The copy has to match the data exactly and leave out every picture.

[Start of Attachment]

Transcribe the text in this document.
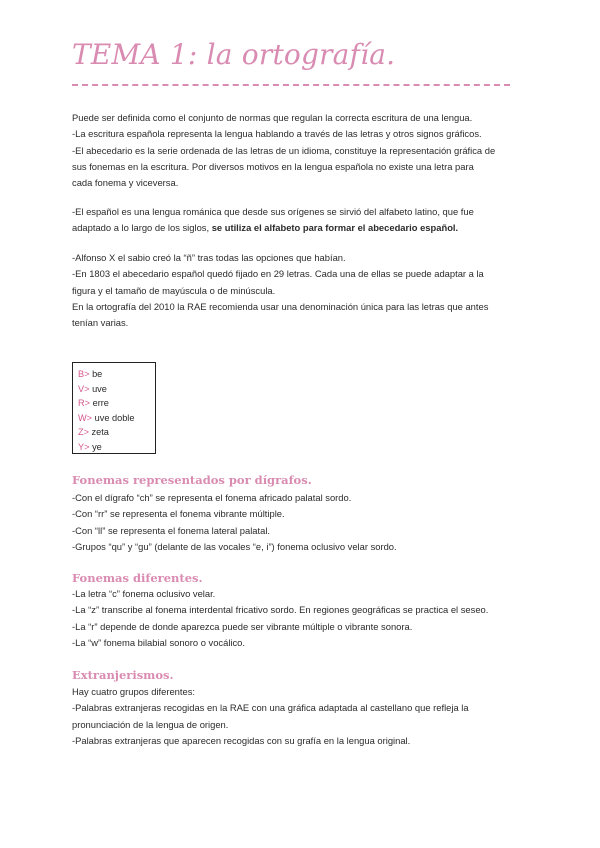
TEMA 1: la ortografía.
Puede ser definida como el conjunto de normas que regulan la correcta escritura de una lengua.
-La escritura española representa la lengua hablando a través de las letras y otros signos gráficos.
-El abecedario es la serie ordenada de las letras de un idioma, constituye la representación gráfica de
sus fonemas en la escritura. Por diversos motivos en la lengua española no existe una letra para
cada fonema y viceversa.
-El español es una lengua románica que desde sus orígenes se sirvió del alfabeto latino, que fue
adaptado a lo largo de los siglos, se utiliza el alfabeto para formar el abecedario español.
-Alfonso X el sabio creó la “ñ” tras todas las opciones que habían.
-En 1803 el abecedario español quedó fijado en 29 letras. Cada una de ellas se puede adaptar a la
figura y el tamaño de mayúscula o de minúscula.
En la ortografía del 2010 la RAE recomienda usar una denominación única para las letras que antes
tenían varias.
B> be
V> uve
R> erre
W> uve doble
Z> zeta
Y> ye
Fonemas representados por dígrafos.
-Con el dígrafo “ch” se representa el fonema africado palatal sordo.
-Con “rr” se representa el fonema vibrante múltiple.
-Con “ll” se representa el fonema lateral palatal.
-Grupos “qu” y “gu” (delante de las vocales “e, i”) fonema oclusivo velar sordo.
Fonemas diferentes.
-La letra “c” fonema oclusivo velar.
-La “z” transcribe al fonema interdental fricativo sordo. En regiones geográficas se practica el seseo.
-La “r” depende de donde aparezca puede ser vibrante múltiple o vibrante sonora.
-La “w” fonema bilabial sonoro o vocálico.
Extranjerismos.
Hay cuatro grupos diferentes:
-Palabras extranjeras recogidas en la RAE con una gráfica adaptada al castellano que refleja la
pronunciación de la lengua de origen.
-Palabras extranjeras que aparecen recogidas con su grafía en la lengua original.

[End of Attachment]

• [Answer space]:
Transcribe the text in this document.
TEMA 1: la ortografía.
Puede ser definida como el conjunto de normas que regulan la correcta escritura de una lengua.
-La escritura española representa la lengua hablando a través de las letras y otros signos gráficos.
-El abecedario es la serie ordenada de las letras de un idioma, constituye la representación gráfica de
sus fonemas en la escritura. Por diversos motivos en la lengua española no existe una letra para
cada fonema y viceversa.
-El español es una lengua románica que desde sus orígenes se sirvió del alfabeto latino, que fue
adaptado a lo largo de los siglos, se utiliza el alfabeto para formar el abecedario español.
-Alfonso X el sabio creó la “ñ” tras todas las opciones que habían.
-En 1803 el abecedario español quedó fijado en 29 letras. Cada una de ellas se puede adaptar a la
figura y el tamaño de mayúscula o de minúscula.
En la ortografía del 2010 la RAE recomienda usar una denominación única para las letras que antes
tenían varias.
B> be
V> uve
R> erre
W> uve doble
Z> zeta
Y> ye
Fonemas representados por dígrafos.
-Con el dígrafo “ch” se representa el fonema africado palatal sordo.
-Con “rr” se representa el fonema vibrante múltiple.
-Con “ll” se representa el fonema lateral palatal.
-Grupos “qu” y “gu” (delante de las vocales “e, i”) fonema oclusivo velar sordo.
Fonemas diferentes.
-La letra “c” fonema oclusivo velar.
-La “z” transcribe al fonema interdental fricativo sordo. En regiones geográficas se practica el seseo.
-La “r” depende de donde aparezca puede ser vibrante múltiple o vibrante sonora.
-La “w” fonema bilabial sonoro o vocálico.
Extranjerismos.
Hay cuatro grupos diferentes:
-Palabras extranjeras recogidas en la RAE con una gráfica adaptada al castellano que refleja la
pronunciación de la lengua de origen.
-Palabras extranjeras que aparecen recogidas con su grafía en la lengua original.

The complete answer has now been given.